WRITTEN TASK - Output, unchanged, the lines from the one containing "Patent image size: (1058, 685)." down to the one containing "The CAN bus 51 is at (160, 470).", with both of those lines included.

Records from a data source -
>>>>

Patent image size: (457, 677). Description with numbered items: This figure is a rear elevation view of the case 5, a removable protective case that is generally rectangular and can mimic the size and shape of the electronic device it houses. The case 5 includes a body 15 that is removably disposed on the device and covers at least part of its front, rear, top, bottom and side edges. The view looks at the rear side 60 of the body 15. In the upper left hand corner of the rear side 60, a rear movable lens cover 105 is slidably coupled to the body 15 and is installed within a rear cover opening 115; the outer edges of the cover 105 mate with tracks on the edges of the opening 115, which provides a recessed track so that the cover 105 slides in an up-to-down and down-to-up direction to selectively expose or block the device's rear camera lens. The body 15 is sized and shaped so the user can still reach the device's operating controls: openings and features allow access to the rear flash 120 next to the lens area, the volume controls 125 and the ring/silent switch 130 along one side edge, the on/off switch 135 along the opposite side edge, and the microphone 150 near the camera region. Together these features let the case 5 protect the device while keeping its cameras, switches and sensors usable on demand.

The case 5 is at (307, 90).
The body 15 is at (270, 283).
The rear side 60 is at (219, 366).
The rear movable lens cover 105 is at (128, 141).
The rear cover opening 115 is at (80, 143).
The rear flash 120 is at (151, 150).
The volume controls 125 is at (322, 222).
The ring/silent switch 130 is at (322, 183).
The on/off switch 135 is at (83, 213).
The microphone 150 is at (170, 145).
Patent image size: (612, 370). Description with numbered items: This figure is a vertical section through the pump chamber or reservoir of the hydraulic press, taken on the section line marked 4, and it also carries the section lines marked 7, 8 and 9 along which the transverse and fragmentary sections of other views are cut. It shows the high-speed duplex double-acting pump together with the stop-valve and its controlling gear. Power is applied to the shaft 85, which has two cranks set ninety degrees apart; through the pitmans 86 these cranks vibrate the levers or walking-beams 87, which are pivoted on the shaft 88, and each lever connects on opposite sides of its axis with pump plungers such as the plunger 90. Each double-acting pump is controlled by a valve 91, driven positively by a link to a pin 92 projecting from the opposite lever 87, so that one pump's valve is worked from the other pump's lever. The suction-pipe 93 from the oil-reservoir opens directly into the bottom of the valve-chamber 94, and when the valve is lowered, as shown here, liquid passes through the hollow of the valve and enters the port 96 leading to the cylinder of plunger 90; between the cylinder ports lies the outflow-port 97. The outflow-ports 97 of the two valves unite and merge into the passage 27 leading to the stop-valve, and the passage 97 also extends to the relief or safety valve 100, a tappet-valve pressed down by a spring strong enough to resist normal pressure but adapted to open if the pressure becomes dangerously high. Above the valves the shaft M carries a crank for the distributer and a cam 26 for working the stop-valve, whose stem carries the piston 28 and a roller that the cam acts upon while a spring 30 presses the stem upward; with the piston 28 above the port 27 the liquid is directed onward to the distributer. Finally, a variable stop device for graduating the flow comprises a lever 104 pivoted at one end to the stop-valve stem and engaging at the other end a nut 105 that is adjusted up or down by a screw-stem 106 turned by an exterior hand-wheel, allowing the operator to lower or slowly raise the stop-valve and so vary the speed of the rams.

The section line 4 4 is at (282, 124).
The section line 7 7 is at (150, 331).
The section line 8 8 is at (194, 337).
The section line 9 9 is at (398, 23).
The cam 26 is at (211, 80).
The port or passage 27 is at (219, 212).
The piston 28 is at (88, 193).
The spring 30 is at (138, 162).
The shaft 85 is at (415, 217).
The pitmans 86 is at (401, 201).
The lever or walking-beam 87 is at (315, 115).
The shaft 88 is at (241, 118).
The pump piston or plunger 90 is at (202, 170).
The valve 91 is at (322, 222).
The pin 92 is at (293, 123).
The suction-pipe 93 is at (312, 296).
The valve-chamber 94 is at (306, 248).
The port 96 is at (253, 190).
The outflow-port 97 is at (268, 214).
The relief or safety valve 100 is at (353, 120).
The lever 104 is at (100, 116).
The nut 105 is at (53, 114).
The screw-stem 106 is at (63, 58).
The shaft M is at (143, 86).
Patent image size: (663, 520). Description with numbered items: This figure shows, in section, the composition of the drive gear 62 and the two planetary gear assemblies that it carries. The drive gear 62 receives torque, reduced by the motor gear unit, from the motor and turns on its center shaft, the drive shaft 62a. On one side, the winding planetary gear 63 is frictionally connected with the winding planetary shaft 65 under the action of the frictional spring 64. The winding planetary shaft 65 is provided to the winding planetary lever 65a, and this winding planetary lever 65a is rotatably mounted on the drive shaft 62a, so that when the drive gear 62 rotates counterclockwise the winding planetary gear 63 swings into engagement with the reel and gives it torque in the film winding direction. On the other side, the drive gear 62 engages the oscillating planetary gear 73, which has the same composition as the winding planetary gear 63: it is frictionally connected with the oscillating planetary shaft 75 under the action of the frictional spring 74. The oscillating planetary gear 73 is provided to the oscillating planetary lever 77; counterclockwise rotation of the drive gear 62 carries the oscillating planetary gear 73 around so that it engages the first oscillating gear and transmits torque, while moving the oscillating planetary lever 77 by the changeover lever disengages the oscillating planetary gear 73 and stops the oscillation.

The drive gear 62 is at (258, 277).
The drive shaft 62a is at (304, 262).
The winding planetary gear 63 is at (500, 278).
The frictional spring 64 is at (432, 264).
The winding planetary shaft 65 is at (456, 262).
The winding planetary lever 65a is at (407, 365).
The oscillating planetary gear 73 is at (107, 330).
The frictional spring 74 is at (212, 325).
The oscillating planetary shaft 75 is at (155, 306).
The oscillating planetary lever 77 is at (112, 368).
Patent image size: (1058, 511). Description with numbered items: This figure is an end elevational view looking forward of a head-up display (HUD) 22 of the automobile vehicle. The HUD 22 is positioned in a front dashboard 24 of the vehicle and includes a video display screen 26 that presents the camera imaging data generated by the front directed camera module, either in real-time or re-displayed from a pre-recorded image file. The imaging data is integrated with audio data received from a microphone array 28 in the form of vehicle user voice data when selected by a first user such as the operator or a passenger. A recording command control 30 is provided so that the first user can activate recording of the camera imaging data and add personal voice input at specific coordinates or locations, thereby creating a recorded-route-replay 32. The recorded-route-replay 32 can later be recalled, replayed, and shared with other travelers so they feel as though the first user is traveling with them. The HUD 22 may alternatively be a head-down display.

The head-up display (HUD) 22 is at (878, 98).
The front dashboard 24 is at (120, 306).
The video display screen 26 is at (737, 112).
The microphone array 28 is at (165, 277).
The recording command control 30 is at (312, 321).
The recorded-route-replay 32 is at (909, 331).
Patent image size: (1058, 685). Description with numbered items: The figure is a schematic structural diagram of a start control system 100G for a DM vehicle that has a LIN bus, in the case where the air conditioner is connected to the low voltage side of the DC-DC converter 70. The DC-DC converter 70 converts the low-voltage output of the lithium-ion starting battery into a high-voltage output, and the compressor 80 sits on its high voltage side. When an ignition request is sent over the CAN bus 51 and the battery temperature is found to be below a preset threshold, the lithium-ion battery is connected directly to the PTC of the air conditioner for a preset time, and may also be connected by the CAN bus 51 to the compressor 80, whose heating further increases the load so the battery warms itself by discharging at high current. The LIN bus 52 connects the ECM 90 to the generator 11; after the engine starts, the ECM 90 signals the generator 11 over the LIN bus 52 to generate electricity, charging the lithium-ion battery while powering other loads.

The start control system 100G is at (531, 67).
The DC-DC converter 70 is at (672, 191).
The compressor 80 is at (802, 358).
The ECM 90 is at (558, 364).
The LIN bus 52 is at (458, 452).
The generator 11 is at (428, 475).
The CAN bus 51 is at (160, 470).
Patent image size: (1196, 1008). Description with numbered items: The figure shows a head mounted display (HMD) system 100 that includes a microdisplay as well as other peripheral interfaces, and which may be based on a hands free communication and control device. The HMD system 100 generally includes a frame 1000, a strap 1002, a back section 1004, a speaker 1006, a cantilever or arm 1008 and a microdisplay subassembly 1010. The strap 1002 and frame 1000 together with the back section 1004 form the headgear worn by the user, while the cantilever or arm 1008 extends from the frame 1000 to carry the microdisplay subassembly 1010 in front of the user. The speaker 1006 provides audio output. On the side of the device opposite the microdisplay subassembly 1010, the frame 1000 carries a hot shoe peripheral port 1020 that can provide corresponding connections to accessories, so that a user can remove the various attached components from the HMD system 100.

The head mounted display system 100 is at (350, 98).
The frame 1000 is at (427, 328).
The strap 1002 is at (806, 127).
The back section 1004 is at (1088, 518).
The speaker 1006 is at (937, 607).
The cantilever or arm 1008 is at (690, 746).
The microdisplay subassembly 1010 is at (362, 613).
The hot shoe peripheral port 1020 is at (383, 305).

<<<<

RESPONSE TO THIS TASK -
Patent image size: (1058, 685). Description with numbered items: The figure is a schematic structural diagram of a start control system 100G for a DM vehicle that has a LIN bus, in the case where the air conditioner is connected to the low voltage side of the DC-DC converter 70. The DC-DC converter 70 converts the low-voltage output of the lithium-ion starting battery into a high-voltage output, and the compressor 80 sits on its high voltage side. When an ignition request is sent over the CAN bus 51 and the battery temperature is found to be below a preset threshold, the lithium-ion battery is connected directly to the PTC of the air conditioner for a preset time, and may also be connected by the CAN bus 51 to the compressor 80, whose heating further increases the load so the battery warms itself by discharging at high current. The LIN bus 52 connects the ECM 90 to the generator 11; after the engine starts, the ECM 90 signals the generator 11 over the LIN bus 52 to generate electricity, charging the lithium-ion battery while powering other loads.

The start control system 100G is at (531, 67).
The DC-DC converter 70 is at (672, 191).
The compressor 80 is at (802, 358).
The ECM 90 is at (558, 364).
The LIN bus 52 is at (458, 452).
The generator 11 is at (428, 475).
The CAN bus 51 is at (160, 470).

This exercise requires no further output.